Given request - Transcribe the listing word for word.

Data shown -
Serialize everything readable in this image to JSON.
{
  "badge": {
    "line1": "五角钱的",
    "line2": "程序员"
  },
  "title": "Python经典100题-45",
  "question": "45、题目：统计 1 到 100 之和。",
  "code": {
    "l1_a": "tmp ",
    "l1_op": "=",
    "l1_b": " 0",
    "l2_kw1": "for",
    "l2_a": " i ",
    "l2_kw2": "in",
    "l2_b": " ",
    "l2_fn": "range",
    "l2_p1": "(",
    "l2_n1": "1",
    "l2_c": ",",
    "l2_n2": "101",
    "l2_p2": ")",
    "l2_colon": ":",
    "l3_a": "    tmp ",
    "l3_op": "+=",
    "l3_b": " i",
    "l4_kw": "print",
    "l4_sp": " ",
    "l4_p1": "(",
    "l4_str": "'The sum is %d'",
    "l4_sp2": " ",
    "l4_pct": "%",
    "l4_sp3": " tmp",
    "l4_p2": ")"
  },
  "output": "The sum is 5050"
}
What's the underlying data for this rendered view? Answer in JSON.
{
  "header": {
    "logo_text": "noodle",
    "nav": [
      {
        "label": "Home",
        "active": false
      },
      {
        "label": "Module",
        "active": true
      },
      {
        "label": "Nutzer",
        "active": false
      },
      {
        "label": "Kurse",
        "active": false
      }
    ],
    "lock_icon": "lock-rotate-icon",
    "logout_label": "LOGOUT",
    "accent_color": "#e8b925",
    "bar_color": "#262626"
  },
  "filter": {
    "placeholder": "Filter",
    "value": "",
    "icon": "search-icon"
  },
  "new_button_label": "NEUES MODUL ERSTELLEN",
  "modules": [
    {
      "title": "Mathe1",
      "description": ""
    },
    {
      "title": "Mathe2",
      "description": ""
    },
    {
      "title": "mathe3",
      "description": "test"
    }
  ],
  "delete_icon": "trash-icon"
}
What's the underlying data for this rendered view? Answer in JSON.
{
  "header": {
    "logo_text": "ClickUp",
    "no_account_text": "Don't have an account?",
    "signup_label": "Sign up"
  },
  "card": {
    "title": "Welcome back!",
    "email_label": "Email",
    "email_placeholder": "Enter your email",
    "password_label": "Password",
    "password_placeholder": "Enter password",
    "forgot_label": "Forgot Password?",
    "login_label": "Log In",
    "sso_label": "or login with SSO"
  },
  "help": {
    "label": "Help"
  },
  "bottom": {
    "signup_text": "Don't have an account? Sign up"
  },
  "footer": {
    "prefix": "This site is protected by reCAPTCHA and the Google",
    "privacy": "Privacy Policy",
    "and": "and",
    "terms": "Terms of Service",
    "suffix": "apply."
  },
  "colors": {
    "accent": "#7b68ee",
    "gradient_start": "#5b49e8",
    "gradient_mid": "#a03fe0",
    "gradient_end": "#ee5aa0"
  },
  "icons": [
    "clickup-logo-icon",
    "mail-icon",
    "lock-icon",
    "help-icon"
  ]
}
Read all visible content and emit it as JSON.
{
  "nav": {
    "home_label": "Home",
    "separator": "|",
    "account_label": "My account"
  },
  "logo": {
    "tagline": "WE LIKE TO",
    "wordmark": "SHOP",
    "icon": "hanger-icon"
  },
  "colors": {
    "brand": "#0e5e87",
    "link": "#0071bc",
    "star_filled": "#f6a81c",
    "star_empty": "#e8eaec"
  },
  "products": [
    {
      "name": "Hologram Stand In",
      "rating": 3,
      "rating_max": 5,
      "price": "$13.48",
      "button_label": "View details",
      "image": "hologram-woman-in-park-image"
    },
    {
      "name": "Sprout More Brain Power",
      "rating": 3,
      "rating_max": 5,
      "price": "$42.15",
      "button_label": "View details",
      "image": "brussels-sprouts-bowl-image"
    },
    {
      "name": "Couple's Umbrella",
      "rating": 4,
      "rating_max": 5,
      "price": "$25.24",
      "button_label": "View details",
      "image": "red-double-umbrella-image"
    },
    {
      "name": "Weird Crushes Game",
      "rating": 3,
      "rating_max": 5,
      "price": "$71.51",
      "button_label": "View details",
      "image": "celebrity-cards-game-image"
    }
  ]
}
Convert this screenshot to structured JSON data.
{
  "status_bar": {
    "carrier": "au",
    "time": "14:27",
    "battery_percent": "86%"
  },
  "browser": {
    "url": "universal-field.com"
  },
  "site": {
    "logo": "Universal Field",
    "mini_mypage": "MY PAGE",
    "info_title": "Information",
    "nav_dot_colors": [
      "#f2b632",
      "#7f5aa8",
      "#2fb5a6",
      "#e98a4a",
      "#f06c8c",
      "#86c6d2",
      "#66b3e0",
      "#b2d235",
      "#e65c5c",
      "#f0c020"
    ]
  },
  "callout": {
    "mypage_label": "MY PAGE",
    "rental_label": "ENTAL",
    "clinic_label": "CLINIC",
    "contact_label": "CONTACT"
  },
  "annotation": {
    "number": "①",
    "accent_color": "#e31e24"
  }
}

Right answer -
Serialize everything readable in this image to JSON.
{
  "badge": {
    "line1": "五角钱的",
    "line2": "程序员"
  },
  "title": "Python经典100题-45",
  "question": "45、题目：统计 1 到 100 之和。",
  "code": {
    "l1_a": "tmp ",
    "l1_op": "=",
    "l1_b": " 0",
    "l2_kw1": "for",
    "l2_a": " i ",
    "l2_kw2": "in",
    "l2_b": " ",
    "l2_fn": "range",
    "l2_p1": "(",
    "l2_n1": "1",
    "l2_c": ",",
    "l2_n2": "101",
    "l2_p2": ")",
    "l2_colon": ":",
    "l3_a": "    tmp ",
    "l3_op": "+=",
    "l3_b": " i",
    "l4_kw": "print",
    "l4_sp": " ",
    "l4_p1": "(",
    "l4_str": "'The sum is %d'",
    "l4_sp2": " ",
    "l4_pct": "%",
    "l4_sp3": " tmp",
    "l4_p2": ")"
  },
  "output": "The sum is 5050"
}
What's the underlying data for this rendered view? Answer in JSON.
{
  "header": {
    "logo_text": "noodle",
    "nav": [
      {
        "label": "Home",
        "active": false
      },
      {
        "label": "Module",
        "active": true
      },
      {
        "label": "Nutzer",
        "active": false
      },
      {
        "label": "Kurse",
        "active": false
      }
    ],
    "lock_icon": "lock-rotate-icon",
    "logout_label": "LOGOUT",
    "accent_color": "#e8b925",
    "bar_color": "#262626"
  },
  "filter": {
    "placeholder": "Filter",
    "value": "",
    "icon": "search-icon"
  },
  "new_button_label": "NEUES MODUL ERSTELLEN",
  "modules": [
    {
      "title": "Mathe1",
      "description": ""
    },
    {
      "title": "Mathe2",
      "description": ""
    },
    {
      "title": "mathe3",
      "description": "test"
    }
  ],
  "delete_icon": "trash-icon"
}
What's the underlying data for this rendered view? Answer in JSON.
{
  "header": {
    "logo_text": "ClickUp",
    "no_account_text": "Don't have an account?",
    "signup_label": "Sign up"
  },
  "card": {
    "title": "Welcome back!",
    "email_label": "Email",
    "email_placeholder": "Enter your email",
    "password_label": "Password",
    "password_placeholder": "Enter password",
    "forgot_label": "Forgot Password?",
    "login_label": "Log In",
    "sso_label": "or login with SSO"
  },
  "help": {
    "label": "Help"
  },
  "bottom": {
    "signup_text": "Don't have an account? Sign up"
  },
  "footer": {
    "prefix": "This site is protected by reCAPTCHA and the Google",
    "privacy": "Privacy Policy",
    "and": "and",
    "terms": "Terms of Service",
    "suffix": "apply."
  },
  "colors": {
    "accent": "#7b68ee",
    "gradient_start": "#5b49e8",
    "gradient_mid": "#a03fe0",
    "gradient_end": "#ee5aa0"
  },
  "icons": [
    "clickup-logo-icon",
    "mail-icon",
    "lock-icon",
    "help-icon"
  ]
}
Read all visible content and emit it as JSON.
{
  "nav": {
    "home_label": "Home",
    "separator": "|",
    "account_label": "My account"
  },
  "logo": {
    "tagline": "WE LIKE TO",
    "wordmark": "SHOP",
    "icon": "hanger-icon"
  },
  "colors": {
    "brand": "#0e5e87",
    "link": "#0071bc",
    "star_filled": "#f6a81c",
    "star_empty": "#e8eaec"
  },
  "products": [
    {
      "name": "Hologram Stand In",
      "rating": 3,
      "rating_max": 5,
      "price": "$13.48",
      "button_label": "View details",
      "image": "hologram-woman-in-park-image"
    },
    {
      "name": "Sprout More Brain Power",
      "rating": 3,
      "rating_max": 5,
      "price": "$42.15",
      "button_label": "View details",
      "image": "brussels-sprouts-bowl-image"
    },
    {
      "name": "Couple's Umbrella",
      "rating": 4,
      "rating_max": 5,
      "price": "$25.24",
      "button_label": "View details",
      "image": "red-double-umbrella-image"
    },
    {
      "name": "Weird Crushes Game",
      "rating": 3,
      "rating_max": 5,
      "price": "$71.51",
      "button_label": "View details",
      "image": "celebrity-cards-game-image"
    }
  ]
}
Convert this screenshot to structured JSON data.
{
  "status_bar": {
    "carrier": "au",
    "time": "14:27",
    "battery_percent": "86%"
  },
  "browser": {
    "url": "universal-field.com"
  },
  "site": {
    "logo": "Universal Field",
    "mini_mypage": "MY PAGE",
    "info_title": "Information",
    "nav_dot_colors": [
      "#f2b632",
      "#7f5aa8",
      "#2fb5a6",
      "#e98a4a",
      "#f06c8c",
      "#86c6d2",
      "#66b3e0",
      "#b2d235",
      "#e65c5c",
      "#f0c020"
    ]
  },
  "callout": {
    "mypage_label": "MY PAGE",
    "rental_label": "ENTAL",
    "clinic_label": "CLINIC",
    "contact_label": "CONTACT"
  },
  "annotation": {
    "number": "①",
    "accent_color": "#e31e24"
  }
}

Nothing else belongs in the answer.